Job.
Copy the data below exactly.

Information shown.
⁂
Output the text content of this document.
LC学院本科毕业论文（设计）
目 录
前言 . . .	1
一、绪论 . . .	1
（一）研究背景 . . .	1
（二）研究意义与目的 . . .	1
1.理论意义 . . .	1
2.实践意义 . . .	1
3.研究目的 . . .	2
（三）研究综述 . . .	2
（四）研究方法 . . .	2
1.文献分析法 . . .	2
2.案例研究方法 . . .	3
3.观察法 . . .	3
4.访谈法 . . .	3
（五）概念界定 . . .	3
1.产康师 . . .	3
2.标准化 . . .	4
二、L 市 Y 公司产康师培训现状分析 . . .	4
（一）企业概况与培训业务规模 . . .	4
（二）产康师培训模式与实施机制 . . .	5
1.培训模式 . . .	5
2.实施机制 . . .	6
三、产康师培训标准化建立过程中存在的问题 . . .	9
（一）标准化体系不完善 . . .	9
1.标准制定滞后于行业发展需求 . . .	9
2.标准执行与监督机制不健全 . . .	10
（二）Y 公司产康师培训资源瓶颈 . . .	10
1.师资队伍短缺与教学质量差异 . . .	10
⁂
Solution to this task.
Output the text content of this document.
LC学院本科毕业论文（设计）
目 录
前言 . . .	1
一、绪论 . . .	1
（一）研究背景 . . .	1
（二）研究意义与目的 . . .	1
1.理论意义 . . .	1
2.实践意义 . . .	1
3.研究目的 . . .	2
（三）研究综述 . . .	2
（四）研究方法 . . .	2
1.文献分析法 . . .	2
2.案例研究方法 . . .	3
3.观察法 . . .	3
4.访谈法 . . .	3
（五）概念界定 . . .	3
1.产康师 . . .	3
2.标准化 . . .	4
二、L 市 Y 公司产康师培训现状分析 . . .	4
（一）企业概况与培训业务规模 . . .	4
（二）产康师培训模式与实施机制 . . .	5
1.培训模式 . . .	5
2.实施机制 . . .	6
三、产康师培训标准化建立过程中存在的问题 . . .	9
（一）标准化体系不完善 . . .	9
1.标准制定滞后于行业发展需求 . . .	9
2.标准执行与监督机制不健全 . . .	10
（二）Y 公司产康师培训资源瓶颈 . . .	10
1.师资队伍短缺与教学质量差异 . . .	10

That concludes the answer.